**INFORMATION SUPPLIED**.
* Start *
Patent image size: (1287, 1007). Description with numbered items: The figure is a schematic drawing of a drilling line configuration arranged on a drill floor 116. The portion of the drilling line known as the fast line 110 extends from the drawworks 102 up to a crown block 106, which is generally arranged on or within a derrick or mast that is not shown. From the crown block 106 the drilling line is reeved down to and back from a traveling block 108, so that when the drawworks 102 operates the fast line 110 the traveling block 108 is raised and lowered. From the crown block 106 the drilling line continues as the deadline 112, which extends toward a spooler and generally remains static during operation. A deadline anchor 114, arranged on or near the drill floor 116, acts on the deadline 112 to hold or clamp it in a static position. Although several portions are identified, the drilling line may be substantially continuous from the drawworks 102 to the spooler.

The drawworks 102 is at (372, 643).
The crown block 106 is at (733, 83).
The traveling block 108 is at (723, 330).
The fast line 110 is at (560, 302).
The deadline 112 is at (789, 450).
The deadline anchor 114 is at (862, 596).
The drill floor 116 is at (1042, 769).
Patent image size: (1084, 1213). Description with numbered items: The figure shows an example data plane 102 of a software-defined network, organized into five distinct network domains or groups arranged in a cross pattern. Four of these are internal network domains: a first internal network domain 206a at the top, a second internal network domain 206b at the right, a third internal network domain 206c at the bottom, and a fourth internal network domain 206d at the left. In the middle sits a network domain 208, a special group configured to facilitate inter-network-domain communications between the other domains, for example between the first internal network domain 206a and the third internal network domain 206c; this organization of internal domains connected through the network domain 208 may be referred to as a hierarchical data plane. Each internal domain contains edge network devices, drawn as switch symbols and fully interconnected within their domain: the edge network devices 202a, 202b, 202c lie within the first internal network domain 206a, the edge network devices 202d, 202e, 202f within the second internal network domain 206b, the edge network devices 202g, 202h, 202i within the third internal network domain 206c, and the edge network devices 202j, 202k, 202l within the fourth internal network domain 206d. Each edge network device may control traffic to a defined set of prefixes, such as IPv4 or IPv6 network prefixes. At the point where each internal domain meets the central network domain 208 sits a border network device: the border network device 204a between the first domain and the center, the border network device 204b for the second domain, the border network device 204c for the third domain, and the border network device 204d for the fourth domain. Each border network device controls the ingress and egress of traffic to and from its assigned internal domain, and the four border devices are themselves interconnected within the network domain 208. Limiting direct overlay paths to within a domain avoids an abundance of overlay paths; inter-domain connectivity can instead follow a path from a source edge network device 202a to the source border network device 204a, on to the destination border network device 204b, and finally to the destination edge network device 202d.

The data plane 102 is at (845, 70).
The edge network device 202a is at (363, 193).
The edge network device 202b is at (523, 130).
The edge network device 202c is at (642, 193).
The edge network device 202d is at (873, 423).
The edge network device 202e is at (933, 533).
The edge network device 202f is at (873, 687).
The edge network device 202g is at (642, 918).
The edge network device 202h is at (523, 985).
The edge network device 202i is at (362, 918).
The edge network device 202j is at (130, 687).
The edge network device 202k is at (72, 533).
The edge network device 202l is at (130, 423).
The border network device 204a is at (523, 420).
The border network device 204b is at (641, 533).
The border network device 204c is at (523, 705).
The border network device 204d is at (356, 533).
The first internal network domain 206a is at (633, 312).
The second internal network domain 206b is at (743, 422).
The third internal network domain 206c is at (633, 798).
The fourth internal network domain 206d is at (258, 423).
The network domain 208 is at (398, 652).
* End *
**PROBLEM REQUIREMENTS**. Can you repeat all of the data above with "Description with numbered items" renamed to "Numbered description" and nothing else changed?

**COMPLETE RESPONSE**.
Patent image size: (1287, 1007). Numbered description: The figure is a schematic drawing of a drilling line configuration arranged on a drill floor 116. The portion of the drilling line known as the fast line 110 extends from the drawworks 102 up to a crown block 106, which is generally arranged on or within a derrick or mast that is not shown. From the crown block 106 the drilling line is reeved down to and back from a traveling block 108, so that when the drawworks 102 operates the fast line 110 the traveling block 108 is raised and lowered. From the crown block 106 the drilling line continues as the deadline 112, which extends toward a spooler and generally remains static during operation. A deadline anchor 114, arranged on or near the drill floor 116, acts on the deadline 112 to hold or clamp it in a static position. Although several portions are identified, the drilling line may be substantially continuous from the drawworks 102 to the spooler.

The drawworks 102 is at (372, 643).
The crown block 106 is at (733, 83).
The traveling block 108 is at (723, 330).
The fast line 110 is at (560, 302).
The deadline 112 is at (789, 450).
The deadline anchor 114 is at (862, 596).
The drill floor 116 is at (1042, 769).
Patent image size: (1084, 1213). Numbered description: The figure shows an example data plane 102 of a software-defined network, organized into five distinct network domains or groups arranged in a cross pattern. Four of these are internal network domains: a first internal network domain 206a at the top, a second internal network domain 206b at the right, a third internal network domain 206c at the bottom, and a fourth internal network domain 206d at the left. In the middle sits a network domain 208, a special group configured to facilitate inter-network-domain communications between the other domains, for example between the first internal network domain 206a and the third internal network domain 206c; this organization of internal domains connected through the network domain 208 may be referred to as a hierarchical data plane. Each internal domain contains edge network devices, drawn as switch symbols and fully interconnected within their domain: the edge network devices 202a, 202b, 202c lie within the first internal network domain 206a, the edge network devices 202d, 202e, 202f within the second internal network domain 206b, the edge network devices 202g, 202h, 202i within the third internal network domain 206c, and the edge network devices 202j, 202k, 202l within the fourth internal network domain 206d. Each edge network device may control traffic to a defined set of prefixes, such as IPv4 or IPv6 network prefixes. At the point where each internal domain meets the central network domain 208 sits a border network device: the border network device 204a between the first domain and the center, the border network device 204b for the second domain, the border network device 204c for the third domain, and the border network device 204d for the fourth domain. Each border network device controls the ingress and egress of traffic to and from its assigned internal domain, and the four border devices are themselves interconnected within the network domain 208. Limiting direct overlay paths to within a domain avoids an abundance of overlay paths; inter-domain connectivity can instead follow a path from a source edge network device 202a to the source border network device 204a, on to the destination border network device 204b, and finally to the destination edge network device 202d.

The data plane 102 is at (845, 70).
The edge network device 202a is at (363, 193).
The edge network device 202b is at (523, 130).
The edge network device 202c is at (642, 193).
The edge network device 202d is at (873, 423).
The edge network device 202e is at (933, 533).
The edge network device 202f is at (873, 687).
The edge network device 202g is at (642, 918).
The edge network device 202h is at (523, 985).
The edge network device 202i is at (362, 918).
The edge network device 202j is at (130, 687).
The edge network device 202k is at (72, 533).
The edge network device 202l is at (130, 423).
The border network device 204a is at (523, 420).
The border network device 204b is at (641, 533).
The border network device 204c is at (523, 705).
The border network device 204d is at (356, 533).
The first internal network domain 206a is at (633, 312).
The second internal network domain 206b is at (743, 422).
The third internal network domain 206c is at (633, 798).
The fourth internal network domain 206d is at (258, 423).
The network domain 208 is at (398, 652).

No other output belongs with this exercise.